• **Exercise**:
Review the listing and copy each line that holds the word "this".

• **Extracted records**:
● ● ●

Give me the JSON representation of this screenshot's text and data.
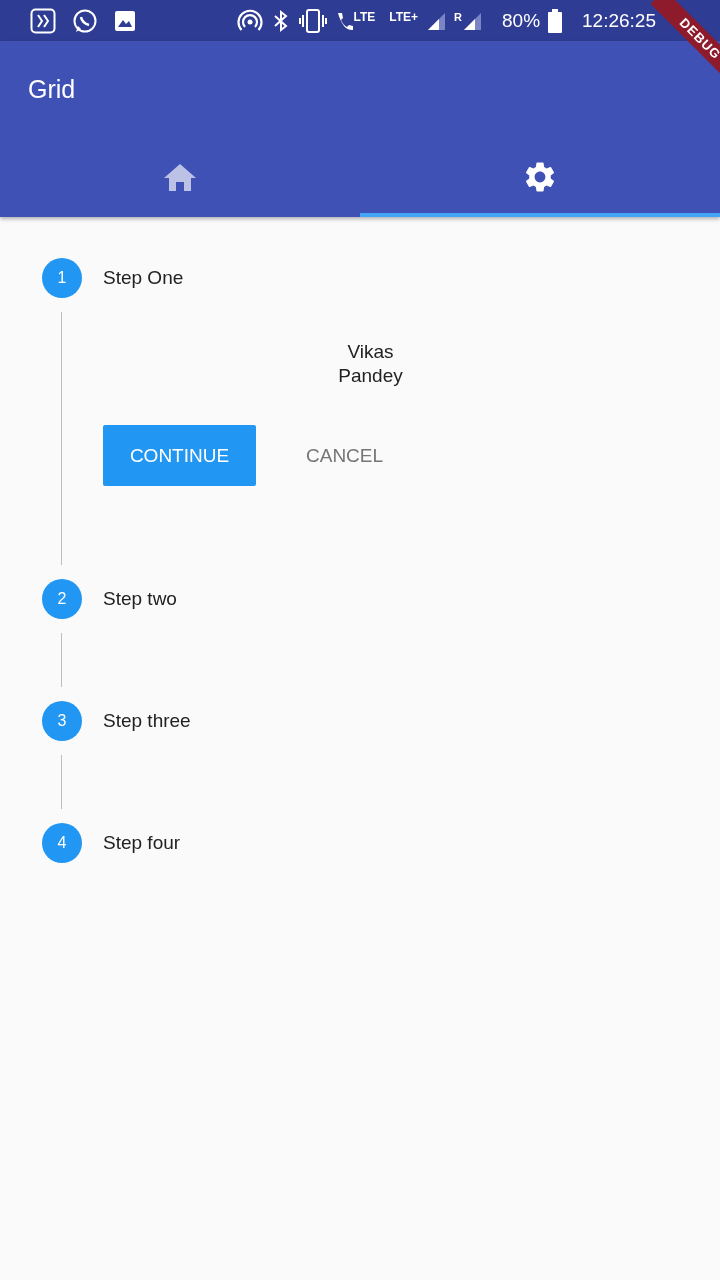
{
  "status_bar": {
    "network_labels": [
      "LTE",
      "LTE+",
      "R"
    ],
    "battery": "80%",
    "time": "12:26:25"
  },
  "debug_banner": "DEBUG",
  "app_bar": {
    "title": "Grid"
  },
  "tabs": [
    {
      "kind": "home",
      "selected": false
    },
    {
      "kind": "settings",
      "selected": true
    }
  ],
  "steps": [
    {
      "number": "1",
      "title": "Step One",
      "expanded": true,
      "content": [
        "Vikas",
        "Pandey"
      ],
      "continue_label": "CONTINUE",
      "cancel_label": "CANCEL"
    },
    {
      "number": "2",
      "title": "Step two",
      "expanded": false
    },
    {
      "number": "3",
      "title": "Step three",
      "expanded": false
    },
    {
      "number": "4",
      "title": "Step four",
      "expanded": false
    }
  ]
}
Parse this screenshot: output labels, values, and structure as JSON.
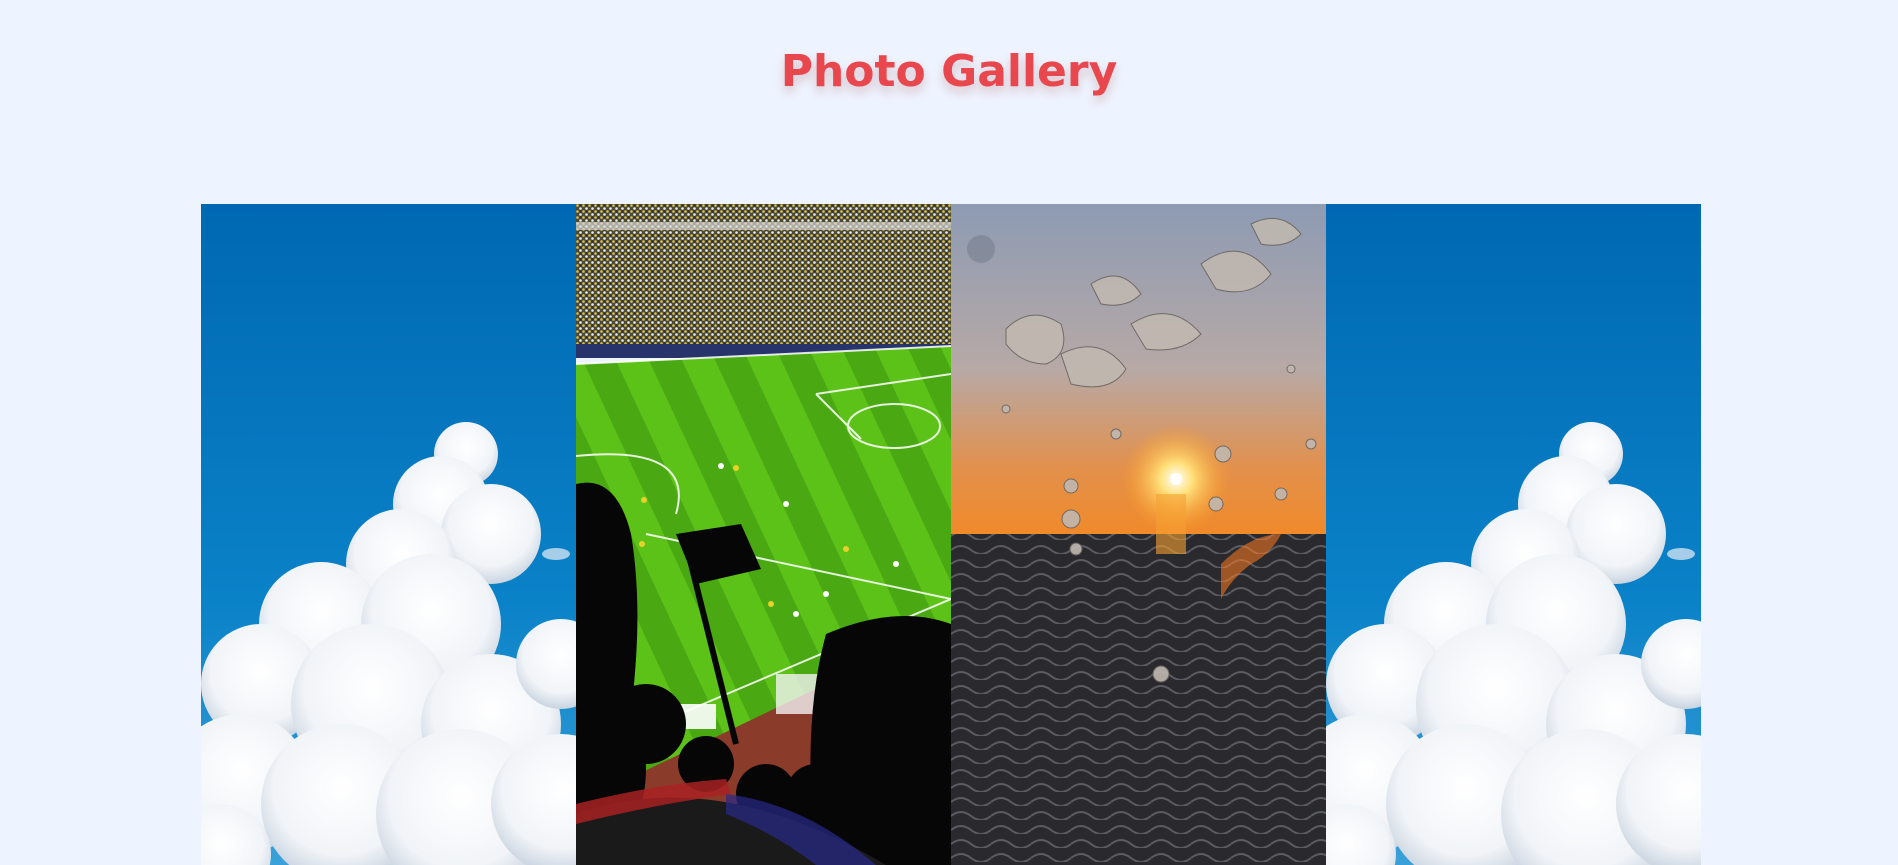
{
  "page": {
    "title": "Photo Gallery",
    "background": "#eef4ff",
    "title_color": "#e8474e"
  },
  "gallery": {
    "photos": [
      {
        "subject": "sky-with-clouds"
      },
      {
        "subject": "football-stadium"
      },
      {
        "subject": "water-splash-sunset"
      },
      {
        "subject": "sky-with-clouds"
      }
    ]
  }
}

● ● ●

• **Task answer**:
Give me the JSON representation of this screenshot's text and data.
Parse this screenshot: output labels, values, and structure as JSON.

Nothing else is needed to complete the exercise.